Task prompt:
Every entry must be duplicated word for word.

(Data excerpts)

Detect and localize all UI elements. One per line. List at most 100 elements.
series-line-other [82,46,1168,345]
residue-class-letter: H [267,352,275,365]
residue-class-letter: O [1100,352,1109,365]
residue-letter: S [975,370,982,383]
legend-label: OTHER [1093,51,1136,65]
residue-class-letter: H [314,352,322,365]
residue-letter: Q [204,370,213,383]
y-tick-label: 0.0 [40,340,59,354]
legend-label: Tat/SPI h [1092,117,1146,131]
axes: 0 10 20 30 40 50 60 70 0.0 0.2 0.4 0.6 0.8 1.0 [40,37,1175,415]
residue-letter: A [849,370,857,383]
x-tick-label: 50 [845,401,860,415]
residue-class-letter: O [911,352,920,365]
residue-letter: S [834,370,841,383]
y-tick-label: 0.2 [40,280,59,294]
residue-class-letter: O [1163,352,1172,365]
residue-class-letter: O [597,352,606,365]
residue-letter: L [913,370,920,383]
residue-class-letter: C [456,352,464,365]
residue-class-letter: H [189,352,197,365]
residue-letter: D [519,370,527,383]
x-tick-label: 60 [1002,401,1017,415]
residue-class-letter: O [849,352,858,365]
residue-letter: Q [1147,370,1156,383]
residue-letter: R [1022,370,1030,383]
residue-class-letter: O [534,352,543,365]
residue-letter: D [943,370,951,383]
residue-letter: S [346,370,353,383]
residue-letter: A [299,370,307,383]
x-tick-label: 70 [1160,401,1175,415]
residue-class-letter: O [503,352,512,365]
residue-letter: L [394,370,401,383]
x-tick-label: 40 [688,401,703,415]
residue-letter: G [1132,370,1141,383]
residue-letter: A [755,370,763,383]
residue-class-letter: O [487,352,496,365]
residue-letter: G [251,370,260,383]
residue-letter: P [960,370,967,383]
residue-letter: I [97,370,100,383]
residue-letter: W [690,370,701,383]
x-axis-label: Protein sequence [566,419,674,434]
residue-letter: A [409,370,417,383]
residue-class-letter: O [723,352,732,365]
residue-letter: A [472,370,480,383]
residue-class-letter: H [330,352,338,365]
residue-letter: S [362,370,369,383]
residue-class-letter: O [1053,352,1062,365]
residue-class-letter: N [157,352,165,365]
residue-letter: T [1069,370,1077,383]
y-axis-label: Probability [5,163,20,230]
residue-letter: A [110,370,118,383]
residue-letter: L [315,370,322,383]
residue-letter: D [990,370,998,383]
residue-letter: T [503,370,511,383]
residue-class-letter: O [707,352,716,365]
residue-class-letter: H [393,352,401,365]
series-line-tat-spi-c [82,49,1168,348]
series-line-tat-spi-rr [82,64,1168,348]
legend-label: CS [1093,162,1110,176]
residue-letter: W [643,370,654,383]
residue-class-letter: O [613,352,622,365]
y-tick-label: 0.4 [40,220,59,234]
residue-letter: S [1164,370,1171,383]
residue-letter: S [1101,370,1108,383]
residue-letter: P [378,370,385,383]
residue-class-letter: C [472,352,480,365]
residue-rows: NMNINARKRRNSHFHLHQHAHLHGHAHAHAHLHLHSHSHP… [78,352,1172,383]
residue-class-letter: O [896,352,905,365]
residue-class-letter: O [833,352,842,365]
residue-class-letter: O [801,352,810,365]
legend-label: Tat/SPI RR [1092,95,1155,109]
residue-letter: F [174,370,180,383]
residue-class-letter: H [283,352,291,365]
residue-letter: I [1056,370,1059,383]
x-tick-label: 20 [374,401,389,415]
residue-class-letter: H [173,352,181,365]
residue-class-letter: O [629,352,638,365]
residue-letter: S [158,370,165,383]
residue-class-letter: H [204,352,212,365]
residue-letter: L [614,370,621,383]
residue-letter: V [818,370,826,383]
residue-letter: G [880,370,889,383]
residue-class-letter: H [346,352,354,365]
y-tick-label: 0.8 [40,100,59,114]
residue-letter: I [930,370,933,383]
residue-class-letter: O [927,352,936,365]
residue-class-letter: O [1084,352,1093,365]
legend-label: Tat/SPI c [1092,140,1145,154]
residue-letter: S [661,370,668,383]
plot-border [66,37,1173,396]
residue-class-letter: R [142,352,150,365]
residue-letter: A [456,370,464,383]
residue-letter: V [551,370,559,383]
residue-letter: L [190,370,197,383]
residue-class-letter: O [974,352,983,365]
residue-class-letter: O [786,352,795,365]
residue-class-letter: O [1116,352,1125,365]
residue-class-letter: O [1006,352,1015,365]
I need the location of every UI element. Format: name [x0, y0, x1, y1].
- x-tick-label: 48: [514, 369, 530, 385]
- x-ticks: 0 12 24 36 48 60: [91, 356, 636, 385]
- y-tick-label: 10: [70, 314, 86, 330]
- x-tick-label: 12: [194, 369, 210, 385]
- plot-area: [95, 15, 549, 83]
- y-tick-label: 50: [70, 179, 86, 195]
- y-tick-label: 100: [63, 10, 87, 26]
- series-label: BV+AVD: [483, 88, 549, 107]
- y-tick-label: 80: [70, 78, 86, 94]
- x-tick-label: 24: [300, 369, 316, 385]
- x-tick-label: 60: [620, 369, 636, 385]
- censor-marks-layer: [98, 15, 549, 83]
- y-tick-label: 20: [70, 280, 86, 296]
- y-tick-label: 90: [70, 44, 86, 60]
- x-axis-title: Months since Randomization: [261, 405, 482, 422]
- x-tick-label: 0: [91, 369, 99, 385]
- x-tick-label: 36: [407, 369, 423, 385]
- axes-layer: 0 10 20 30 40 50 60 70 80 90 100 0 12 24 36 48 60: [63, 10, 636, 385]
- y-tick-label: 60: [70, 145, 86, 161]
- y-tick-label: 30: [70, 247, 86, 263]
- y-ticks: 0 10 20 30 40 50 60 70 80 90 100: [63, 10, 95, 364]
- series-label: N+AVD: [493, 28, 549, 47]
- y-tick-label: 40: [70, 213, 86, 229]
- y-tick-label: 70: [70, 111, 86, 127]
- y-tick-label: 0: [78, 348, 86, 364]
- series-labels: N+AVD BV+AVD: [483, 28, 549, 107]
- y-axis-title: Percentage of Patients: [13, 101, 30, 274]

(End Data excerpts)

Written response:
Detect and localize all UI elements. One per line. List at most 100 elements.
series-line-other [82,46,1168,345]
residue-class-letter: H [267,352,275,365]
residue-class-letter: O [1100,352,1109,365]
residue-letter: S [975,370,982,383]
legend-label: OTHER [1093,51,1136,65]
residue-class-letter: H [314,352,322,365]
residue-letter: Q [204,370,213,383]
y-tick-label: 0.0 [40,340,59,354]
legend-label: Tat/SPI h [1092,117,1146,131]
axes: 0 10 20 30 40 50 60 70 0.0 0.2 0.4 0.6 0.8 1.0 [40,37,1175,415]
residue-letter: A [849,370,857,383]
x-tick-label: 50 [845,401,860,415]
residue-class-letter: O [911,352,920,365]
residue-letter: S [834,370,841,383]
y-tick-label: 0.2 [40,280,59,294]
residue-class-letter: O [1163,352,1172,365]
residue-class-letter: O [597,352,606,365]
residue-letter: L [913,370,920,383]
residue-class-letter: C [456,352,464,365]
residue-class-letter: H [189,352,197,365]
residue-letter: D [519,370,527,383]
x-tick-label: 60 [1002,401,1017,415]
residue-class-letter: O [849,352,858,365]
residue-letter: Q [1147,370,1156,383]
residue-letter: R [1022,370,1030,383]
residue-class-letter: O [534,352,543,365]
residue-letter: D [943,370,951,383]
residue-letter: S [346,370,353,383]
residue-letter: A [299,370,307,383]
x-tick-label: 70 [1160,401,1175,415]
residue-class-letter: O [503,352,512,365]
residue-letter: L [394,370,401,383]
x-tick-label: 40 [688,401,703,415]
residue-letter: G [1132,370,1141,383]
residue-letter: A [755,370,763,383]
residue-class-letter: O [487,352,496,365]
residue-letter: G [251,370,260,383]
residue-letter: P [960,370,967,383]
residue-letter: I [97,370,100,383]
residue-letter: W [690,370,701,383]
x-axis-label: Protein sequence [566,419,674,434]
residue-letter: A [409,370,417,383]
residue-class-letter: O [723,352,732,365]
residue-letter: A [472,370,480,383]
residue-class-letter: H [330,352,338,365]
residue-letter: S [362,370,369,383]
residue-class-letter: O [1053,352,1062,365]
residue-class-letter: N [157,352,165,365]
residue-letter: T [1069,370,1077,383]
y-axis-label: Probability [5,163,20,230]
residue-letter: A [110,370,118,383]
residue-letter: L [315,370,322,383]
residue-letter: D [990,370,998,383]
residue-letter: T [503,370,511,383]
residue-class-letter: O [707,352,716,365]
residue-class-letter: H [393,352,401,365]
series-line-tat-spi-c [82,49,1168,348]
series-line-tat-spi-rr [82,64,1168,348]
legend-label: CS [1093,162,1110,176]
residue-letter: W [643,370,654,383]
residue-class-letter: O [613,352,622,365]
y-tick-label: 0.4 [40,220,59,234]
residue-letter: S [1164,370,1171,383]
residue-letter: S [1101,370,1108,383]
residue-letter: P [378,370,385,383]
residue-class-letter: C [472,352,480,365]
residue-rows: NMNINARKRRNSHFHLHQHAHLHGHAHAHAHLHLHSHSHP… [78,352,1172,383]
residue-class-letter: O [896,352,905,365]
residue-class-letter: O [833,352,842,365]
residue-class-letter: O [801,352,810,365]
legend-label: Tat/SPI RR [1092,95,1155,109]
residue-letter: F [174,370,180,383]
residue-class-letter: H [283,352,291,365]
residue-letter: I [1056,370,1059,383]
x-tick-label: 20 [374,401,389,415]
residue-class-letter: H [173,352,181,365]
residue-class-letter: O [629,352,638,365]
residue-letter: S [158,370,165,383]
residue-class-letter: H [204,352,212,365]
residue-letter: L [614,370,621,383]
residue-letter: V [818,370,826,383]
residue-letter: G [880,370,889,383]
residue-class-letter: H [346,352,354,365]
y-tick-label: 0.8 [40,100,59,114]
residue-letter: I [930,370,933,383]
residue-class-letter: O [927,352,936,365]
residue-class-letter: O [1084,352,1093,365]
legend-label: Tat/SPI c [1092,140,1145,154]
residue-letter: S [661,370,668,383]
plot-border [66,37,1173,396]
residue-class-letter: R [142,352,150,365]
residue-letter: A [456,370,464,383]
residue-letter: V [551,370,559,383]
residue-letter: L [190,370,197,383]
residue-class-letter: O [974,352,983,365]
residue-class-letter: O [786,352,795,365]
residue-class-letter: O [1116,352,1125,365]
residue-class-letter: O [1006,352,1015,365]
I need the location of every UI element. Format: name [x0, y0, x1, y1].
- x-tick-label: 48: [514, 369, 530, 385]
- x-ticks: 0 12 24 36 48 60: [91, 356, 636, 385]
- y-tick-label: 10: [70, 314, 86, 330]
- x-tick-label: 12: [194, 369, 210, 385]
- plot-area: [95, 15, 549, 83]
- y-tick-label: 50: [70, 179, 86, 195]
- y-tick-label: 100: [63, 10, 87, 26]
- series-label: BV+AVD: [483, 88, 549, 107]
- y-tick-label: 80: [70, 78, 86, 94]
- x-tick-label: 24: [300, 369, 316, 385]
- x-tick-label: 60: [620, 369, 636, 385]
- censor-marks-layer: [98, 15, 549, 83]
- y-tick-label: 20: [70, 280, 86, 296]
- y-tick-label: 90: [70, 44, 86, 60]
- x-axis-title: Months since Randomization: [261, 405, 482, 422]
- x-tick-label: 0: [91, 369, 99, 385]
- x-tick-label: 36: [407, 369, 423, 385]
- axes-layer: 0 10 20 30 40 50 60 70 80 90 100 0 12 24 36 48 60: [63, 10, 636, 385]
- y-tick-label: 60: [70, 145, 86, 161]
- y-tick-label: 30: [70, 247, 86, 263]
- y-ticks: 0 10 20 30 40 50 60 70 80 90 100: [63, 10, 95, 364]
- series-label: N+AVD: [493, 28, 549, 47]
- y-tick-label: 40: [70, 213, 86, 229]
- y-tick-label: 70: [70, 111, 86, 127]
- y-tick-label: 0: [78, 348, 86, 364]
- series-labels: N+AVD BV+AVD: [483, 28, 549, 107]
- y-axis-title: Percentage of Patients: [13, 101, 30, 274]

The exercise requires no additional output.